### What is expected
Render everything from the start of the records down to the line containing "q3-option-b[interactable]: B. ②③" as a JSON list of strings, one string per line, leaving out blank lines.

— Start of Data to use —

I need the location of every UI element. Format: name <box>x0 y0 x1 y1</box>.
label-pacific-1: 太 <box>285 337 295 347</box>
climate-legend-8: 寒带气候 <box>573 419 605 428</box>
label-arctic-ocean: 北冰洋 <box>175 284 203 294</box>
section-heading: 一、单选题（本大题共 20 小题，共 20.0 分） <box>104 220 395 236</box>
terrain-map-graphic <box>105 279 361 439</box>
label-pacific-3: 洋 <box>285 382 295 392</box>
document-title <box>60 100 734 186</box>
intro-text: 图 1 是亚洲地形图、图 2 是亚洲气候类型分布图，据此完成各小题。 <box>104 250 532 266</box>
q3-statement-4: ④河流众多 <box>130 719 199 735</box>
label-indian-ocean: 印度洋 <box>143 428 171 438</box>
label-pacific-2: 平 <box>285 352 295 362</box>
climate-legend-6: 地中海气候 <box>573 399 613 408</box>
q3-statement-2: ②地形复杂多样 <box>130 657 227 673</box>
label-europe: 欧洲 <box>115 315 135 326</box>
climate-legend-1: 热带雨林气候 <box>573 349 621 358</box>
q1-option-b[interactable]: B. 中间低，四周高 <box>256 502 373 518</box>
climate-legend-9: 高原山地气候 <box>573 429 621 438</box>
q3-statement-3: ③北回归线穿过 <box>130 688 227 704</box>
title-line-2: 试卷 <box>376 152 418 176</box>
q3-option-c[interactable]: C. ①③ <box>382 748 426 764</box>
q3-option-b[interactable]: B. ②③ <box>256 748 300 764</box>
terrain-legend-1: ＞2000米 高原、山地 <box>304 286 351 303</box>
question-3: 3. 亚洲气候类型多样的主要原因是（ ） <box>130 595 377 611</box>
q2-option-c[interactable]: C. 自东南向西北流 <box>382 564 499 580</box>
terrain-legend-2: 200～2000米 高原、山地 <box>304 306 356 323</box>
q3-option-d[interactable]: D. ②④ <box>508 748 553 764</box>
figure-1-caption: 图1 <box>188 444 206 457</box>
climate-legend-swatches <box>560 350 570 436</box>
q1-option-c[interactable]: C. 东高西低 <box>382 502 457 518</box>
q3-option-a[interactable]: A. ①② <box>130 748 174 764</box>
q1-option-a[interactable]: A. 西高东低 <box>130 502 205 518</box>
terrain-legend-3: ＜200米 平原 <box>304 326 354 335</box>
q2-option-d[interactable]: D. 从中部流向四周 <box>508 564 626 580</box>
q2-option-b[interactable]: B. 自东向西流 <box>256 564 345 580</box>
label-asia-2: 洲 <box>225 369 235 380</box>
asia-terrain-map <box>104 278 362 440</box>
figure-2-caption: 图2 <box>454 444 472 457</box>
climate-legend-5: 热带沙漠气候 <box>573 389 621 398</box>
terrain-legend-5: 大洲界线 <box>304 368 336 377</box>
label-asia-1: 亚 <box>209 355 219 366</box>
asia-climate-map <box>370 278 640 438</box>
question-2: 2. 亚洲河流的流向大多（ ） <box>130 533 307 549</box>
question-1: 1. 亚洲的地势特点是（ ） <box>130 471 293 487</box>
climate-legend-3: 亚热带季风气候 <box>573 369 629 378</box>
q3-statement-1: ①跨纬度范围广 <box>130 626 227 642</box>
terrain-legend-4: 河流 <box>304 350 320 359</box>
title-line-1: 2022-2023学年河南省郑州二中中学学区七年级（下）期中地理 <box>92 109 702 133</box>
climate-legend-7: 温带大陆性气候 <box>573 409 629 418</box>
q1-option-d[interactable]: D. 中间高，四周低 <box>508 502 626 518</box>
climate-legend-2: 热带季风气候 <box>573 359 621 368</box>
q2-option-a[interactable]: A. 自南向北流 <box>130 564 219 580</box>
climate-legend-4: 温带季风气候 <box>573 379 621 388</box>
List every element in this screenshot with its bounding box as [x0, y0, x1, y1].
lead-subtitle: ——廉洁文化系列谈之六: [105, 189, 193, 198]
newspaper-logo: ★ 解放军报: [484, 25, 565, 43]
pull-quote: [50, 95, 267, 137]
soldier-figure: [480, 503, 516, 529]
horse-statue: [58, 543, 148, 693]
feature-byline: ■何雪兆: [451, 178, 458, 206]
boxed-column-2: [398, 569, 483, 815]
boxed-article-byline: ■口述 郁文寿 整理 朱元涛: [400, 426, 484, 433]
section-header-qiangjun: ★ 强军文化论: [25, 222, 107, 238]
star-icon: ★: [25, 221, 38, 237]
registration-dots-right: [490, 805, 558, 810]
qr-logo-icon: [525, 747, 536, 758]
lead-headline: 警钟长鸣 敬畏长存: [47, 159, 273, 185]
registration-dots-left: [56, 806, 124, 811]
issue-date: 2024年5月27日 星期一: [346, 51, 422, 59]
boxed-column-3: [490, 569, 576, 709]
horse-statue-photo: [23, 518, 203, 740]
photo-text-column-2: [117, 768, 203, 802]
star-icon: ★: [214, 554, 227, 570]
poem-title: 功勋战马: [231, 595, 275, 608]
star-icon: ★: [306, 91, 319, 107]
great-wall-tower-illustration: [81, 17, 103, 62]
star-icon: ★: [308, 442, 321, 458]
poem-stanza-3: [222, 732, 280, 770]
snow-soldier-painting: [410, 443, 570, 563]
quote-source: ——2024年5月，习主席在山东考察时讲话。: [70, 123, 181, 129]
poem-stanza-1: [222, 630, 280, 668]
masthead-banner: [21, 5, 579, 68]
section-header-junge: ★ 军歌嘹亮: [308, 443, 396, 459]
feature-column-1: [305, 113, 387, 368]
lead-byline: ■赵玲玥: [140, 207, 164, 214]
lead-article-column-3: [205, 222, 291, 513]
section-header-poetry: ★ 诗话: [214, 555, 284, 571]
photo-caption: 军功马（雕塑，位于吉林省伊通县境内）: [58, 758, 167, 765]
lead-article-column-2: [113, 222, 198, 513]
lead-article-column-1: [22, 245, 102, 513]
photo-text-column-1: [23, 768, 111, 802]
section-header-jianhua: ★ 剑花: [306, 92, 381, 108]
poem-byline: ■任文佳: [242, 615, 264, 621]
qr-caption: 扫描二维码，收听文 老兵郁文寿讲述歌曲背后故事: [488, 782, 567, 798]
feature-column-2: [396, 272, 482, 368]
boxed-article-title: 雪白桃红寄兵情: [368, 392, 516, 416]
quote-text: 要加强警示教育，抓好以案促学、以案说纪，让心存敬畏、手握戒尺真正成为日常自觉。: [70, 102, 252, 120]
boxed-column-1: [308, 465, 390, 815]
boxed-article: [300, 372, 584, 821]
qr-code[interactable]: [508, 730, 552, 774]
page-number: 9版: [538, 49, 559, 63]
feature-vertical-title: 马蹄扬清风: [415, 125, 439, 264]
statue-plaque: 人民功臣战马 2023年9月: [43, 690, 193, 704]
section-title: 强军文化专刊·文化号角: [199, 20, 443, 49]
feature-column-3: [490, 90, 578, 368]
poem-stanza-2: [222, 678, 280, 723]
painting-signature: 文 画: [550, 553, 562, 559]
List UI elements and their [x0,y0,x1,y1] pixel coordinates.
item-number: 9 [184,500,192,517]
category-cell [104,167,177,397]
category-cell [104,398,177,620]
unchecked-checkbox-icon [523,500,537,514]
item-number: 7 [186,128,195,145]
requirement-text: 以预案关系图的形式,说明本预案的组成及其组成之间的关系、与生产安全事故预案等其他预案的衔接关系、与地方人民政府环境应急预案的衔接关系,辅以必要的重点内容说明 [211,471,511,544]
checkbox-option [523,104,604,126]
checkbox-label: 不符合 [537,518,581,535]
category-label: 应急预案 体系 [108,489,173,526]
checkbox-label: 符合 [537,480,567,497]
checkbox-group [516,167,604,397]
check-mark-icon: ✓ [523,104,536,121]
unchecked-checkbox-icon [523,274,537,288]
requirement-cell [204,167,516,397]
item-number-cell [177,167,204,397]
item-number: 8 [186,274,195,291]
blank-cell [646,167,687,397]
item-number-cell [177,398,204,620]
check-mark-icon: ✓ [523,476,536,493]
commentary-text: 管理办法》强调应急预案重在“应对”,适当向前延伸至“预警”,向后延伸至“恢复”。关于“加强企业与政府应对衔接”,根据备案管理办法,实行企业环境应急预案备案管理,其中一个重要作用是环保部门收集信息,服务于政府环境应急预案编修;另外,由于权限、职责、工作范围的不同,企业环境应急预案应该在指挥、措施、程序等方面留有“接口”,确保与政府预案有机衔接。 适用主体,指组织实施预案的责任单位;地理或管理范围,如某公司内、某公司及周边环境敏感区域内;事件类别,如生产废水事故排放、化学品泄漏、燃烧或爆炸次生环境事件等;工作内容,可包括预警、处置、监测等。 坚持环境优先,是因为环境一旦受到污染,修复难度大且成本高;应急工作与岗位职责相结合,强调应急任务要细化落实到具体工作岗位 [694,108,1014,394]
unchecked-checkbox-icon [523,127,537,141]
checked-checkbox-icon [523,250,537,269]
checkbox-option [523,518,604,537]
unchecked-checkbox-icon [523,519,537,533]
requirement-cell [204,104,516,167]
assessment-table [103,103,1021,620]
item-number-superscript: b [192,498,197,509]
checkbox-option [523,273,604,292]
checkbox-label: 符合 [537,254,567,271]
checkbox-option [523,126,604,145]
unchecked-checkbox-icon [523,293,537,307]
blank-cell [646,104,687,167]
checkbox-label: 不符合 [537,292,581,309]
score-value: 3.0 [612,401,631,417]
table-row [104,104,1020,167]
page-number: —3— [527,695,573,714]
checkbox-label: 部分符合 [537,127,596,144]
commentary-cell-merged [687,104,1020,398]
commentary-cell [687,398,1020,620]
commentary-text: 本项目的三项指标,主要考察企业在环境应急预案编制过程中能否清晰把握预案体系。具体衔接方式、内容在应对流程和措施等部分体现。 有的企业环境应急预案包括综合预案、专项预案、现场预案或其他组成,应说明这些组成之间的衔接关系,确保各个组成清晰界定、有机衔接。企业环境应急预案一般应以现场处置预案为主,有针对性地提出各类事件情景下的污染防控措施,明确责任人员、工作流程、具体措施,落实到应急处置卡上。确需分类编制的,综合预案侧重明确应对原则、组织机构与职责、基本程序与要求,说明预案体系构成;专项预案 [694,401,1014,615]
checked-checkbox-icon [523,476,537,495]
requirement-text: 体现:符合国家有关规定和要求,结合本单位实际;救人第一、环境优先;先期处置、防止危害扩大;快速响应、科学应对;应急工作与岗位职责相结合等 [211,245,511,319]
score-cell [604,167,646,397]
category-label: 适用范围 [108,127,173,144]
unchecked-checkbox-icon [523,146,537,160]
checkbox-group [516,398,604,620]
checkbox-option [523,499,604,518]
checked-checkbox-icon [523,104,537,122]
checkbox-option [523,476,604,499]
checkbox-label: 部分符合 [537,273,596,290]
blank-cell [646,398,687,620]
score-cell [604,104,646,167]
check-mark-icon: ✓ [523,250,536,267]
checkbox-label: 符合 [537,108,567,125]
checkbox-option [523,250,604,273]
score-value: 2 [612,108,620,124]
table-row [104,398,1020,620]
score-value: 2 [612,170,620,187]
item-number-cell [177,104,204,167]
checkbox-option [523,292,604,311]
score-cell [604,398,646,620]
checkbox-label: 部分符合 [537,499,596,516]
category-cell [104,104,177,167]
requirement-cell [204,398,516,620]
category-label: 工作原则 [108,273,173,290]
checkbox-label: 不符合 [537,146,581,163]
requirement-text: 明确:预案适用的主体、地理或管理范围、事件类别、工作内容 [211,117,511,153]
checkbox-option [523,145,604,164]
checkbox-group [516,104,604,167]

— End of Data to use —

### The response
[
  "I need the location of every UI element. Format: name <box>x0 y0 x1 y1</box>.",
  "label-pacific-1: 太 <box>285 337 295 347</box>",
  "climate-legend-8: 寒带气候 <box>573 419 605 428</box>",
  "label-arctic-ocean: 北冰洋 <box>175 284 203 294</box>",
  "section-heading: 一、单选题（本大题共 20 小题，共 20.0 分） <box>104 220 395 236</box>",
  "terrain-map-graphic <box>105 279 361 439</box>",
  "label-pacific-3: 洋 <box>285 382 295 392</box>",
  "document-title <box>60 100 734 186</box>",
  "intro-text: 图 1 是亚洲地形图、图 2 是亚洲气候类型分布图，据此完成各小题。 <box>104 250 532 266</box>",
  "q3-statement-4: ④河流众多 <box>130 719 199 735</box>",
  "label-indian-ocean: 印度洋 <box>143 428 171 438</box>",
  "label-pacific-2: 平 <box>285 352 295 362</box>",
  "climate-legend-6: 地中海气候 <box>573 399 613 408</box>",
  "q3-statement-2: ②地形复杂多样 <box>130 657 227 673</box>",
  "label-europe: 欧洲 <box>115 315 135 326</box>",
  "climate-legend-1: 热带雨林气候 <box>573 349 621 358</box>",
  "q1-option-b[interactable]: B. 中间低，四周高 <box>256 502 373 518</box>",
  "climate-legend-9: 高原山地气候 <box>573 429 621 438</box>",
  "q3-statement-3: ③北回归线穿过 <box>130 688 227 704</box>",
  "title-line-2: 试卷 <box>376 152 418 176</box>",
  "q3-option-c[interactable]: C. ①③ <box>382 748 426 764</box>",
  "q3-option-b[interactable]: B. ②③ <box>256 748 300 764</box>"
]